Locate the lines that hold the string "дополнить". Copy every such line.
###
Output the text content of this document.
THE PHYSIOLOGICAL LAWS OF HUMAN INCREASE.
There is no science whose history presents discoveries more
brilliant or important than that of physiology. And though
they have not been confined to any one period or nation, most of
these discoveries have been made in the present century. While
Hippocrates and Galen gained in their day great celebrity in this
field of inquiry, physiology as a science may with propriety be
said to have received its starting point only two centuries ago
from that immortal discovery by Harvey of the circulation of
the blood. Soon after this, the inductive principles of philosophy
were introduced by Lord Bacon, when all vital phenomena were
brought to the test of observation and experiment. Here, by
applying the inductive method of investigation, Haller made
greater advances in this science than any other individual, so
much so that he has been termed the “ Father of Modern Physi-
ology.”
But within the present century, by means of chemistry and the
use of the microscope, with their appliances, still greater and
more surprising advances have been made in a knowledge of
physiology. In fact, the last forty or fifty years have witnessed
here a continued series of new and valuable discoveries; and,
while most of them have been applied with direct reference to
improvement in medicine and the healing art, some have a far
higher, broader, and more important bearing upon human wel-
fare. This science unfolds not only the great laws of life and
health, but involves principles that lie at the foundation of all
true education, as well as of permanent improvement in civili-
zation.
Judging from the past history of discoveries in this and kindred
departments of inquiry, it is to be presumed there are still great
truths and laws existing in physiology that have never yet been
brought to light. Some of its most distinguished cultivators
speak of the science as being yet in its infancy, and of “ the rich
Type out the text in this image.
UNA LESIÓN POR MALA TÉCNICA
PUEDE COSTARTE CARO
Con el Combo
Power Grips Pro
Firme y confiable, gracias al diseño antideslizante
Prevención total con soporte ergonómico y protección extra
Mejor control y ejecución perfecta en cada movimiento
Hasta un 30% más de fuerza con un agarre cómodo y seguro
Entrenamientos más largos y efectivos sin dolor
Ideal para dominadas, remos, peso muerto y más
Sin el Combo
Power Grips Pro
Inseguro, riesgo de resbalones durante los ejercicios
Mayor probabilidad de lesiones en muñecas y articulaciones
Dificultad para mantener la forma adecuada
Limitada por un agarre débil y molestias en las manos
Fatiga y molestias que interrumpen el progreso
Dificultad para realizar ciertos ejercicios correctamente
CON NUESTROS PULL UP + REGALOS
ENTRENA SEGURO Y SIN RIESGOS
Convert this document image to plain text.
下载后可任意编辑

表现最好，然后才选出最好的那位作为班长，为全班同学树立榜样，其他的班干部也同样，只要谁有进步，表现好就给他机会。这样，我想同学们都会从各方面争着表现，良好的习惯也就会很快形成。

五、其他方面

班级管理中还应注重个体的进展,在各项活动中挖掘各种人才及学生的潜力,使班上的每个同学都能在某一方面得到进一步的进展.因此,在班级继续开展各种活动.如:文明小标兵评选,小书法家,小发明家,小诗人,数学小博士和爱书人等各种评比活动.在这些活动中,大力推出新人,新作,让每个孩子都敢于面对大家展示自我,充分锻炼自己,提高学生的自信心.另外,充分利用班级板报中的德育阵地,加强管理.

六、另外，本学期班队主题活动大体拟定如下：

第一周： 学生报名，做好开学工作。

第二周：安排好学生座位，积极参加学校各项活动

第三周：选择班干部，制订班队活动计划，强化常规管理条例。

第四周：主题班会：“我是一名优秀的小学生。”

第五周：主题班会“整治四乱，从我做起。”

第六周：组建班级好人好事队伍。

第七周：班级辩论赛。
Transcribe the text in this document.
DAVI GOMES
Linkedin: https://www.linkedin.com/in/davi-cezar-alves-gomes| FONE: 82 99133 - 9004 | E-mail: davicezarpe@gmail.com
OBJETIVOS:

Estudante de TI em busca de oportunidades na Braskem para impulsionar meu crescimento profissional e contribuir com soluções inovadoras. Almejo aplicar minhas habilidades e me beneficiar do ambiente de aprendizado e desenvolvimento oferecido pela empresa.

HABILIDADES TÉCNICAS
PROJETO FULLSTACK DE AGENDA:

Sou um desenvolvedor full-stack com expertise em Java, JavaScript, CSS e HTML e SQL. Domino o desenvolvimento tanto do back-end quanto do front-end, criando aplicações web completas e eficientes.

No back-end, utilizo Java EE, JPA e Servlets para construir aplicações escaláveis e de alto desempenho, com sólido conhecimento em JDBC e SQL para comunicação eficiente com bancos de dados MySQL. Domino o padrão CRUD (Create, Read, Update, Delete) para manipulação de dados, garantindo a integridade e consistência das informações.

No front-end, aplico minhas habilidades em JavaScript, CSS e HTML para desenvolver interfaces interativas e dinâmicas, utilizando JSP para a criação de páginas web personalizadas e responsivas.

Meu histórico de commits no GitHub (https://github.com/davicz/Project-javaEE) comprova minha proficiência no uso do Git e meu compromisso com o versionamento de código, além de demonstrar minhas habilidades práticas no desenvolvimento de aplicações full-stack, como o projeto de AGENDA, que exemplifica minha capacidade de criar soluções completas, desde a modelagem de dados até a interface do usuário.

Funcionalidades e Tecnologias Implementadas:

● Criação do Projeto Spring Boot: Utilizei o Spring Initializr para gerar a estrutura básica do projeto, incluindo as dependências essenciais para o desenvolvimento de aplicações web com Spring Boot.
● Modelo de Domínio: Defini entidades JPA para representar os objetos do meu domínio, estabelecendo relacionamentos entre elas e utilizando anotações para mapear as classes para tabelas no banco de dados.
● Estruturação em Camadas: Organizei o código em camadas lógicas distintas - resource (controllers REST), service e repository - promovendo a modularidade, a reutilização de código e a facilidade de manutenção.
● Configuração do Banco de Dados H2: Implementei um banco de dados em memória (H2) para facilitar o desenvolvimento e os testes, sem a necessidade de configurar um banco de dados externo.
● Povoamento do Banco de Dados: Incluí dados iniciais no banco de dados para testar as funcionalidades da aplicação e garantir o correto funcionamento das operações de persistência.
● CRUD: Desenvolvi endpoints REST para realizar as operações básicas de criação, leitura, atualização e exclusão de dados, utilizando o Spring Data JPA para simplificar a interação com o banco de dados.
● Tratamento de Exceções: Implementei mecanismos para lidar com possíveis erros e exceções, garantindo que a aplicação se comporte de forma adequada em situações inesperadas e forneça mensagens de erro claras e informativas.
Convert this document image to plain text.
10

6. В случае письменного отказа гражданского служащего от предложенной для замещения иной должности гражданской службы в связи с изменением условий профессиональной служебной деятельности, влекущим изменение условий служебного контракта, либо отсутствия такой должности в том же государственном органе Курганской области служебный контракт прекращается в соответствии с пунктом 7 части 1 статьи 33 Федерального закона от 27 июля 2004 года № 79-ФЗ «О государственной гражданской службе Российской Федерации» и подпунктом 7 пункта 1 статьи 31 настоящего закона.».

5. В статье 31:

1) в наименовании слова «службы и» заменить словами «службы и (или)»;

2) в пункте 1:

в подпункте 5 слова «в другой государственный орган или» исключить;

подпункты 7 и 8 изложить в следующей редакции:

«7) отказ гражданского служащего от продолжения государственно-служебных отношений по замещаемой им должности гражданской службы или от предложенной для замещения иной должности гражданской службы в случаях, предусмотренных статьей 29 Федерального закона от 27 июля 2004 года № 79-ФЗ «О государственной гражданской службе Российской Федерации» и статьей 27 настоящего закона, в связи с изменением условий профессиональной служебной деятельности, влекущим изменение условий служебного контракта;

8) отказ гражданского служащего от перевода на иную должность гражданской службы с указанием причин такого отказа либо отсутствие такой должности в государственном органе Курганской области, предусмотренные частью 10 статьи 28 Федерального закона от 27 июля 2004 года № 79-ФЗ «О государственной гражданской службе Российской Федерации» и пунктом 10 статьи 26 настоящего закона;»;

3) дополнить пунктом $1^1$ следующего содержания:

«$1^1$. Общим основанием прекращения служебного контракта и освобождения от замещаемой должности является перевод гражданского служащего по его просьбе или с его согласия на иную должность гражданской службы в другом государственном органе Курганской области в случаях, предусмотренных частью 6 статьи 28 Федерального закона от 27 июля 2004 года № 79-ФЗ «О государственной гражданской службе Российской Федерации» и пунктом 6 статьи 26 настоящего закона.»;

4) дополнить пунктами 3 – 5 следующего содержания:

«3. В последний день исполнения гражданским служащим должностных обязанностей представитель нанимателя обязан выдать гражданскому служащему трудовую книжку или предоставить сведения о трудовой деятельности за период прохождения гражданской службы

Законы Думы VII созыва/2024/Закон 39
###
[Response]:
3) дополнить пунктом $1^1$ следующего содержания:
4) дополнить пунктами 3 – 5 следующего содержания:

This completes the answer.